___ Sezione del documento

All’interno della Maroquinerie, la nostra posizione leggermente sopraelevata ci sembra perfetta per vedere tutto quel che succede sul palco. Purtroppo ci sbagliamo: Greg Saunier, il batterista, è altissimo ma suona bassissimo, e non lo vedremo mai agitarsi sul suo kit ultraminimale (piatto, rullante, timpano, cassa), se non in qualche raro spiraglio della folla. In compenso, appena la musica inizia, mi rendo subito conto che sto ascoltando uno degli interpreti dello strumento più impressionanti della mia generazione: il suo piatto suona come quattro piatti diversi, idem per tutti gli altri elementi del kit, e le note che suona sono tantissime, piene di sfumature, mai dove te le aspetteresti ma tutte sensate. Mentre Saunier impazzisce sulle pelli (è lui il verso solista del gruppo) i due chitarristi shreddano riff impossibili, sinfonici e dissonanti allo stesso tempo. Una musica intellettuale, si potrebbe pensare a un primo approccio, ma non è così: i Deerhoof sono buffi, energetici, simpatici, ed è puro intrattenimento. Le canzoni si susseguono velocemente, una più speciale dell’altra, e se ne vorrebbe sempre di più. Le sfuriate chitarristiche si alternano a, o si fondono con, attimi di pura carineria: My Lovely Cat!, ad esempio, un po’ svolazza e un po’ punge, tra texture melodiche atmosferiche e la discesa dal cielo di chitarre taglientissime; Scarcity is Manufactured suona come una versione math-rock de La Bamba; Be Unbarred, O Ye Gates of Hell produce un sing-along esilarante nella sala (il testo parla delle verdure dell’orto) e alterna un tema principale di musica barocca in distorsione (!) con intermezzi di puro metal (!!!). La musica dei Deerhoof è una vera e propria pozione di buonumore, piena di nostalgie divertenti tipo la cover in tempi dispari della sigla di Supercar (Love-Lore 2) e momenti emozionanti come la sfuriata noise finale, di una violenza sonora che non fa sconti a nessuno.

Usciti dal locale, bevendoci un’ultima birra, notiamo che tutti attorno a noi sono su di giri, esaltati e soprattutto allegri. La gente chiacchiera senza inibizioni di argomenti vari ed esotici e soprattutto dice che ci vorrà almeno una buona notte di sonno per riabituarsi alla musica “normale”. È questo il potere dei Deerhoof: trasportarti in un mondo dove nulla è veramente al posto in cui te lo aspetteresti, dove tutto un po' stupisce, un po’ spaventa, ma alla fine ti mette sulla faccia un gran sorrisone. È un po’ come immagino la droga psichedelica perfetta.

______
___ Dati forniti

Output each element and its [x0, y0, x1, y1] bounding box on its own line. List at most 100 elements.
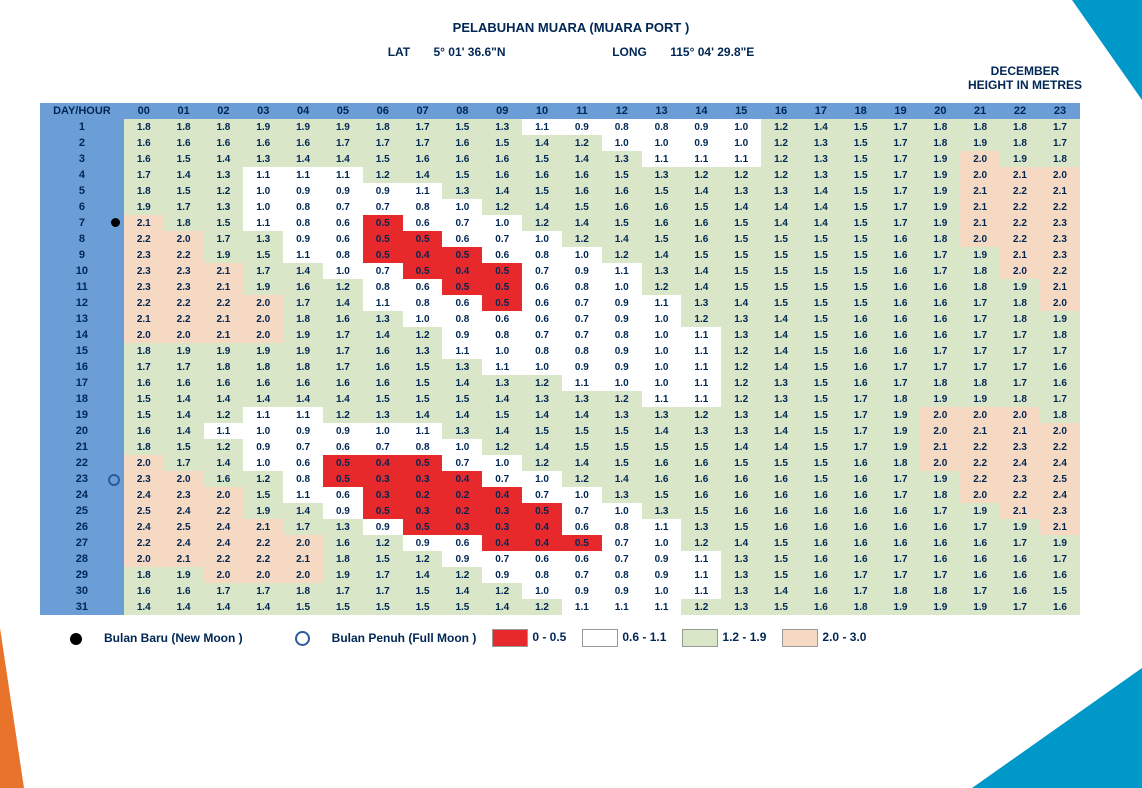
tide-cell: 1.5	[363, 151, 403, 167]
tide-cell: 1.2	[403, 551, 443, 567]
tide-cell: 1.3	[243, 151, 283, 167]
tide-cell: 0.6	[442, 231, 482, 247]
tide-cell: 1.6	[642, 199, 682, 215]
tide-cell: 1.2	[721, 359, 761, 375]
tide-cell: 1.4	[761, 359, 801, 375]
tide-cell: 2.3	[1040, 247, 1080, 263]
tide-cell: 1.4	[164, 391, 204, 407]
hour-header: 16	[761, 103, 801, 119]
tide-cell: 2.5	[164, 519, 204, 535]
tide-cell: 1.3	[681, 423, 721, 439]
tide-cell: 0.4	[442, 263, 482, 279]
tide-cell: 1.8	[841, 599, 881, 615]
tide-cell: 1.2	[482, 199, 522, 215]
tide-cell: 1.0	[442, 199, 482, 215]
tide-cell: 2.1	[124, 311, 164, 327]
tide-cell: 1.7	[1000, 375, 1040, 391]
tide-cell: 1.0	[642, 375, 682, 391]
tide-cell: 1.3	[642, 167, 682, 183]
tide-cell: 0.7	[442, 455, 482, 471]
tide-cell: 1.6	[960, 551, 1000, 567]
tide-cell: 0.9	[562, 359, 602, 375]
day-cell: 24	[40, 487, 124, 503]
tide-cell: 1.5	[681, 199, 721, 215]
tide-cell: 1.4	[442, 583, 482, 599]
tide-table: DAY/HOUR00010203040506070809101112131415…	[40, 103, 1080, 615]
day-cell: 14	[40, 327, 124, 343]
tide-cell: 1.4	[562, 215, 602, 231]
tide-cell: 1.1	[642, 519, 682, 535]
tide-cell: 1.3	[801, 135, 841, 151]
tide-cell: 1.6	[801, 535, 841, 551]
tide-cell: 1.5	[841, 199, 881, 215]
tide-cell: 1.6	[881, 311, 921, 327]
tide-cell: 2.1	[124, 215, 164, 231]
tide-cell: 1.6	[761, 503, 801, 519]
tide-cell: 1.4	[801, 215, 841, 231]
tide-cell: 1.4	[801, 119, 841, 135]
day-cell: 31	[40, 599, 124, 615]
tide-cell: 2.2	[164, 295, 204, 311]
tide-cell: 1.2	[761, 119, 801, 135]
tide-cell: 1.0	[602, 375, 642, 391]
tide-cell: 2.2	[124, 295, 164, 311]
day-cell: 23	[40, 471, 124, 487]
tide-cell: 1.0	[522, 471, 562, 487]
tide-cell: 1.4	[323, 295, 363, 311]
tide-cell: 1.2	[204, 439, 244, 455]
tide-cell: 1.5	[841, 215, 881, 231]
tide-cell: 0.6	[403, 215, 443, 231]
hour-header: 10	[522, 103, 562, 119]
tide-cell: 0.8	[442, 311, 482, 327]
full-moon-marker	[108, 474, 120, 486]
tide-cell: 1.5	[841, 183, 881, 199]
tide-cell: 1.4	[164, 423, 204, 439]
tide-cell: 1.7	[841, 391, 881, 407]
tide-cell: 1.4	[204, 455, 244, 471]
tide-cell: 1.6	[841, 455, 881, 471]
tide-cell: 1.8	[243, 359, 283, 375]
tide-cell: 1.8	[283, 359, 323, 375]
hour-header: 22	[1000, 103, 1040, 119]
tide-cell: 1.2	[323, 279, 363, 295]
day-cell: 5	[40, 183, 124, 199]
tide-cell: 1.6	[841, 551, 881, 567]
tide-cell: 1.6	[881, 503, 921, 519]
tide-cell: 1.4	[283, 263, 323, 279]
tide-cell: 0.6	[403, 279, 443, 295]
tide-cell: 1.6	[363, 375, 403, 391]
tide-cell: 1.1	[204, 423, 244, 439]
tide-cell: 1.7	[841, 407, 881, 423]
tide-cell: 1.2	[761, 167, 801, 183]
tide-cell: 1.4	[522, 135, 562, 151]
tide-cell: 1.3	[442, 183, 482, 199]
tide-cell: 1.8	[1000, 119, 1040, 135]
tide-cell: 1.6	[1040, 375, 1080, 391]
tide-cell: 1.3	[482, 119, 522, 135]
tide-cell: 1.2	[681, 311, 721, 327]
tide-cell: 1.4	[681, 183, 721, 199]
tide-cell: 1.7	[363, 567, 403, 583]
tide-cell: 1.2	[243, 471, 283, 487]
tide-cell: 1.6	[841, 487, 881, 503]
tide-cell: 1.9	[920, 199, 960, 215]
tide-cell: 1.4	[442, 375, 482, 391]
tide-cell: 1.4	[482, 423, 522, 439]
tide-cell: 2.0	[960, 151, 1000, 167]
tide-cell: 1.6	[920, 311, 960, 327]
tide-cell: 1.2	[562, 471, 602, 487]
tide-cell: 1.3	[761, 375, 801, 391]
tide-cell: 0.5	[442, 279, 482, 295]
tide-cell: 1.4	[761, 423, 801, 439]
tide-cell: 2.2	[204, 295, 244, 311]
tide-cell: 0.6	[522, 311, 562, 327]
page-title: PELABUHAN MUARA (MUARA PORT )	[40, 20, 1102, 35]
tide-cell: 0.9	[323, 423, 363, 439]
tide-cell: 1.7	[1040, 391, 1080, 407]
tide-cell: 1.6	[881, 343, 921, 359]
tide-cell: 1.1	[681, 327, 721, 343]
tide-cell: 1.5	[801, 407, 841, 423]
tide-cell: 2.4	[164, 503, 204, 519]
tide-cell: 0.2	[403, 487, 443, 503]
tide-cell: 1.3	[403, 343, 443, 359]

______

→ **Compiti da svolgere**
**a)** Risponda alle seguenti domande sulla recensione del concerto dei Deerhoof:
(i) Da quali elementi è composto il kit di Greg Saunier?
(ii) Di che cosa parla il testo di Be Unbarred, O Ye Gates of Hell?
(iii) Secondo la gente fuori dal locale, che cosa occorrerà per riabituarsi alla musica "normale"?
**b)** Tra le voci, riporti la parte che si apre con la riga contenente "151, 403, 167]" e si chiude con quella contenente "519, 204, 535]", estremi inclusi, sostituendo "tide-cell" con "tide-value" e lasciando invariato tutto il resto. Riporti soltanto queste righe.

→ **Risposte ai compiti**
**a)**
(i) Piatto, rullante, timpano e cassa.
(ii) Delle verdure dell'orto.
(iii) Almeno una buona notte di sonno.

**b)**
tide-value: 1.5	[363, 151, 403, 167]
tide-value: 1.2	[403, 551, 443, 567]
tide-value: 1.3	[243, 151, 283, 167]
tide-value: 0.6	[442, 231, 482, 247]
tide-value: 1.6	[642, 199, 682, 215]
tide-value: 1.2	[721, 359, 761, 375]
tide-value: 1.4	[761, 359, 801, 375]
tide-value: 2.3	[1040, 247, 1080, 263]
tide-value: 1.4	[164, 391, 204, 407]
hour-header: 16	[761, 103, 801, 119]
tide-value: 2.5	[164, 519, 204, 535]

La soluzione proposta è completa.